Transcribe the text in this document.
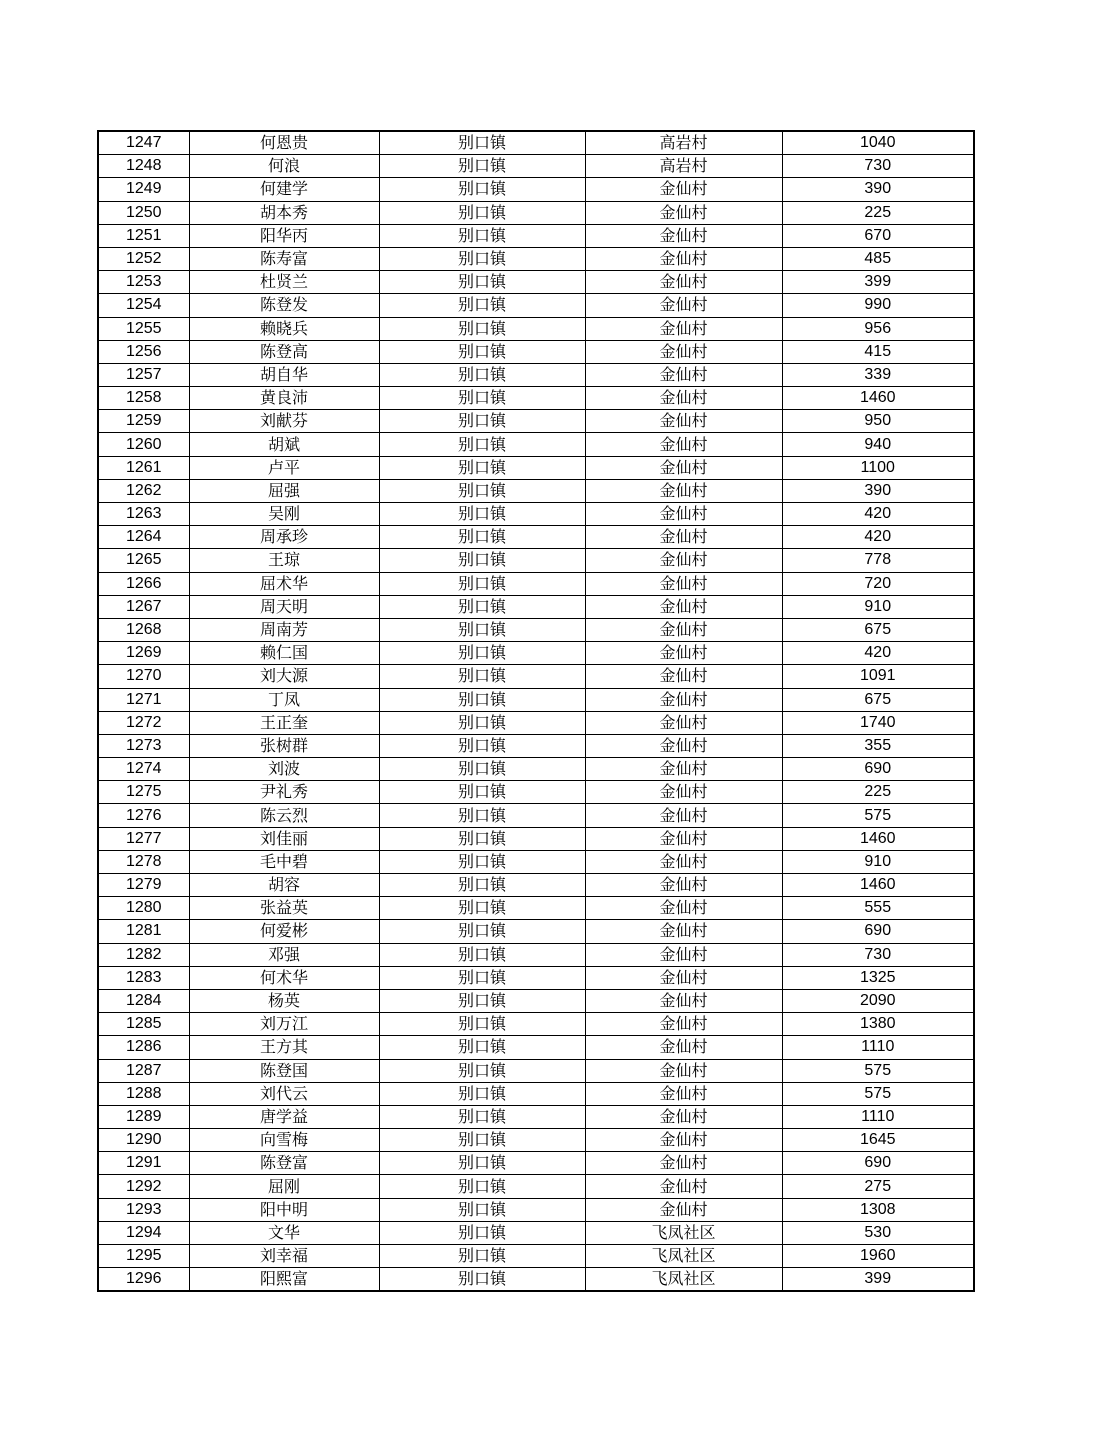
1247	何恩贵	别口镇	高岩村	1040
1248	何浪	别口镇	高岩村	730
1249	何建学	别口镇	金仙村	390
1250	胡本秀	别口镇	金仙村	225
1251	阳华丙	别口镇	金仙村	670
1252	陈寿富	别口镇	金仙村	485
1253	杜贤兰	别口镇	金仙村	399
1254	陈登发	别口镇	金仙村	990
1255	赖晓兵	别口镇	金仙村	956
1256	陈登高	别口镇	金仙村	415
1257	胡自华	别口镇	金仙村	339
1258	黄良沛	别口镇	金仙村	1460
1259	刘献芬	别口镇	金仙村	950
1260	胡斌	别口镇	金仙村	940
1261	卢平	别口镇	金仙村	1100
1262	屈强	别口镇	金仙村	390
1263	吴刚	别口镇	金仙村	420
1264	周承珍	别口镇	金仙村	420
1265	王琼	别口镇	金仙村	778
1266	屈术华	别口镇	金仙村	720
1267	周天明	别口镇	金仙村	910
1268	周南芳	别口镇	金仙村	675
1269	赖仁国	别口镇	金仙村	420
1270	刘大源	别口镇	金仙村	1091
1271	丁凤	别口镇	金仙村	675
1272	王正奎	别口镇	金仙村	1740
1273	张树群	别口镇	金仙村	355
1274	刘波	别口镇	金仙村	690
1275	尹礼秀	别口镇	金仙村	225
1276	陈云烈	别口镇	金仙村	575
1277	刘佳丽	别口镇	金仙村	1460
1278	毛中碧	别口镇	金仙村	910
1279	胡容	别口镇	金仙村	1460
1280	张益英	别口镇	金仙村	555
1281	何爱彬	别口镇	金仙村	690
1282	邓强	别口镇	金仙村	730
1283	何术华	别口镇	金仙村	1325
1284	杨英	别口镇	金仙村	2090
1285	刘万江	别口镇	金仙村	1380
1286	王方其	别口镇	金仙村	1110
1287	陈登国	别口镇	金仙村	575
1288	刘代云	别口镇	金仙村	575
1289	唐学益	别口镇	金仙村	1110
1290	向雪梅	别口镇	金仙村	1645
1291	陈登富	别口镇	金仙村	690
1292	屈刚	别口镇	金仙村	275
1293	阳中明	别口镇	金仙村	1308
1294	文华	别口镇	飞凤社区	530
1295	刘幸福	别口镇	飞凤社区	1960
1296	阳熙富	别口镇	飞凤社区	399
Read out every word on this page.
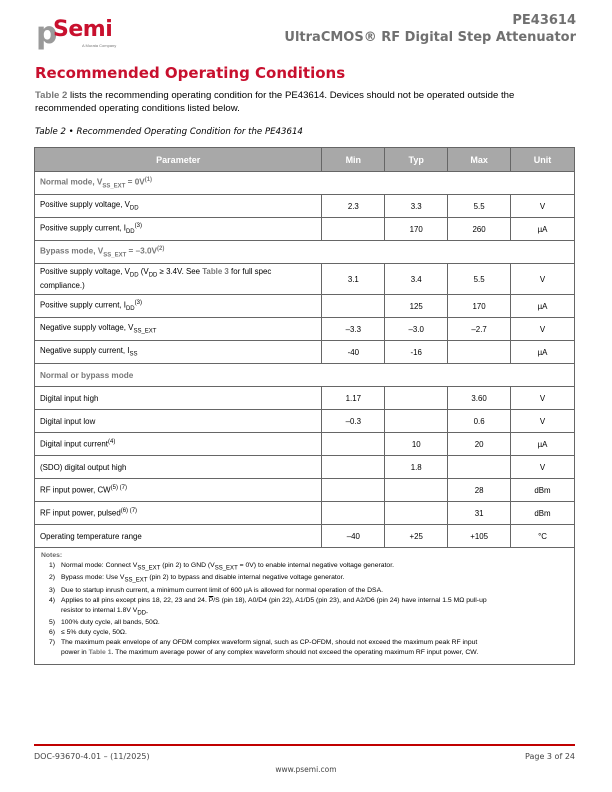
p
Semi
A Murata Company
PE43614
UltraCMOS® RF Digital Step Attenuator
Recommended Operating Conditions
Table 2 lists the recommending operating condition for the PE43614. Devices should not be operated outside the recommended operating conditions listed below.
Table 2 • Recommended Operating Condition for the PE43614
Parameter	Min	Typ	Max	Unit
Normal mode, $V_{SS\_EXT} = 0V^{(1)}$
Positive supply voltage, $V_{DD}$	2.3	3.3	5.5	V
Positive supply current, $I_{DD}^{(3)}$		170	260	µA
Bypass mode, $V_{SS\_EXT} = -3.0V^{(2)}$
Positive supply voltage, $V_{DD}$ ($V_{DD} \ge 3.4V$. See Table 3 for full spec compliance.)	3.1	3.4	5.5	V
Positive supply current, $I_{DD}^{(3)}$		125	170	µA
Negative supply voltage, $V_{SS\_EXT}$	–3.3	–3.0	–2.7	V
Negative supply current, $I_{SS}$	-40	-16		µA
Normal or bypass mode				
Digital input high	1.17		3.60	V
Digital input low	–0.3		0.6	V
Digital input current$^{(4)}$		10	20	µA
(SDO) digital output high		1.8		V
RF input power, $CW^{(5) (7)}$			28	dBm
RF input power, pulsed$^{(6) (7)}$			31	dBm
Operating temperature range	–40	+25	+105	°C

Notes:
1) Normal mode: Connect $V_{SS\_EXT}$ (pin 2) to GND $(V_{SS\_EXT} = 0V)$ to enable internal negative voltage generator.
2) Bypass mode: Use $V_{SS\_EXT}$ (pin 2) to bypass and disable internal negative voltage generator.
3) Due to startup inrush current, a minimum current limit of 600 µA is allowed for normal operation of the DSA.
4) Applies to all pins except pins 18, 22, 23 and 24. $\overline{P}/S$ (pin 18), A0/D4 (pin 22), A1/D5 (pin 23), and A2/D6 (pin 24) have internal 1.5 MΩ pull-up
resistor to internal 1.8V $V_{DD-}$
5) 100% duty cycle, all bands, 50Ω.
6) ≤ 5% duty cycle, 50Ω.
7) The maximum peak envelope of any OFDM complex waveform signal, such as CP-OFDM, should not exceed the maximum peak RF input
power in Table 1. The maximum average power of any complex waveform should not exceed the operating maximum RF input power, CW.
DOC-93670-4.01 – (11/2025)	Page 3 of 24
www.psemi.com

· · · · · · ·

(What is asked)
Reproduce the full listing above verbatim, with no pictures included.

(Written solution)
Transcribe the text in this document.
1247	何恩贵	别口镇	高岩村	1040
1248	何浪	别口镇	高岩村	730
1249	何建学	别口镇	金仙村	390
1250	胡本秀	别口镇	金仙村	225
1251	阳华丙	别口镇	金仙村	670
1252	陈寿富	别口镇	金仙村	485
1253	杜贤兰	别口镇	金仙村	399
1254	陈登发	别口镇	金仙村	990
1255	赖晓兵	别口镇	金仙村	956
1256	陈登高	别口镇	金仙村	415
1257	胡自华	别口镇	金仙村	339
1258	黄良沛	别口镇	金仙村	1460
1259	刘献芬	别口镇	金仙村	950
1260	胡斌	别口镇	金仙村	940
1261	卢平	别口镇	金仙村	1100
1262	屈强	别口镇	金仙村	390
1263	吴刚	别口镇	金仙村	420
1264	周承珍	别口镇	金仙村	420
1265	王琼	别口镇	金仙村	778
1266	屈术华	别口镇	金仙村	720
1267	周天明	别口镇	金仙村	910
1268	周南芳	别口镇	金仙村	675
1269	赖仁国	别口镇	金仙村	420
1270	刘大源	别口镇	金仙村	1091
1271	丁凤	别口镇	金仙村	675
1272	王正奎	别口镇	金仙村	1740
1273	张树群	别口镇	金仙村	355
1274	刘波	别口镇	金仙村	690
1275	尹礼秀	别口镇	金仙村	225
1276	陈云烈	别口镇	金仙村	575
1277	刘佳丽	别口镇	金仙村	1460
1278	毛中碧	别口镇	金仙村	910
1279	胡容	别口镇	金仙村	1460
1280	张益英	别口镇	金仙村	555
1281	何爱彬	别口镇	金仙村	690
1282	邓强	别口镇	金仙村	730
1283	何术华	别口镇	金仙村	1325
1284	杨英	别口镇	金仙村	2090
1285	刘万江	别口镇	金仙村	1380
1286	王方其	别口镇	金仙村	1110
1287	陈登国	别口镇	金仙村	575
1288	刘代云	别口镇	金仙村	575
1289	唐学益	别口镇	金仙村	1110
1290	向雪梅	别口镇	金仙村	1645
1291	陈登富	别口镇	金仙村	690
1292	屈刚	别口镇	金仙村	275
1293	阳中明	别口镇	金仙村	1308
1294	文华	别口镇	飞凤社区	530
1295	刘幸福	别口镇	飞凤社区	1960
1296	阳熙富	别口镇	飞凤社区	399
Read out every word on this page.
p
Semi
A Murata Company
PE43614
UltraCMOS® RF Digital Step Attenuator
Recommended Operating Conditions
Table 2 lists the recommending operating condition for the PE43614. Devices should not be operated outside the recommended operating conditions listed below.
Table 2 • Recommended Operating Condition for the PE43614
Parameter	Min	Typ	Max	Unit
Normal mode, $V_{SS\_EXT} = 0V^{(1)}$
Positive supply voltage, $V_{DD}$	2.3	3.3	5.5	V
Positive supply current, $I_{DD}^{(3)}$		170	260	µA
Bypass mode, $V_{SS\_EXT} = -3.0V^{(2)}$
Positive supply voltage, $V_{DD}$ ($V_{DD} \ge 3.4V$. See Table 3 for full spec compliance.)	3.1	3.4	5.5	V
Positive supply current, $I_{DD}^{(3)}$		125	170	µA
Negative supply voltage, $V_{SS\_EXT}$	–3.3	–3.0	–2.7	V
Negative supply current, $I_{SS}$	-40	-16		µA
Normal or bypass mode				
Digital input high	1.17		3.60	V
Digital input low	–0.3		0.6	V
Digital input current$^{(4)}$		10	20	µA
(SDO) digital output high		1.8		V
RF input power, $CW^{(5) (7)}$			28	dBm
RF input power, pulsed$^{(6) (7)}$			31	dBm
Operating temperature range	–40	+25	+105	°C

Notes:
1) Normal mode: Connect $V_{SS\_EXT}$ (pin 2) to GND $(V_{SS\_EXT} = 0V)$ to enable internal negative voltage generator.
2) Bypass mode: Use $V_{SS\_EXT}$ (pin 2) to bypass and disable internal negative voltage generator.
3) Due to startup inrush current, a minimum current limit of 600 µA is allowed for normal operation of the DSA.
4) Applies to all pins except pins 18, 22, 23 and 24. $\overline{P}/S$ (pin 18), A0/D4 (pin 22), A1/D5 (pin 23), and A2/D6 (pin 24) have internal 1.5 MΩ pull-up
resistor to internal 1.8V $V_{DD-}$
5) 100% duty cycle, all bands, 50Ω.
6) ≤ 5% duty cycle, 50Ω.
7) The maximum peak envelope of any OFDM complex waveform signal, such as CP-OFDM, should not exceed the maximum peak RF input
power in Table 1. The maximum average power of any complex waveform should not exceed the operating maximum RF input power, CW.
DOC-93670-4.01 – (11/2025)	Page 3 of 24
www.psemi.com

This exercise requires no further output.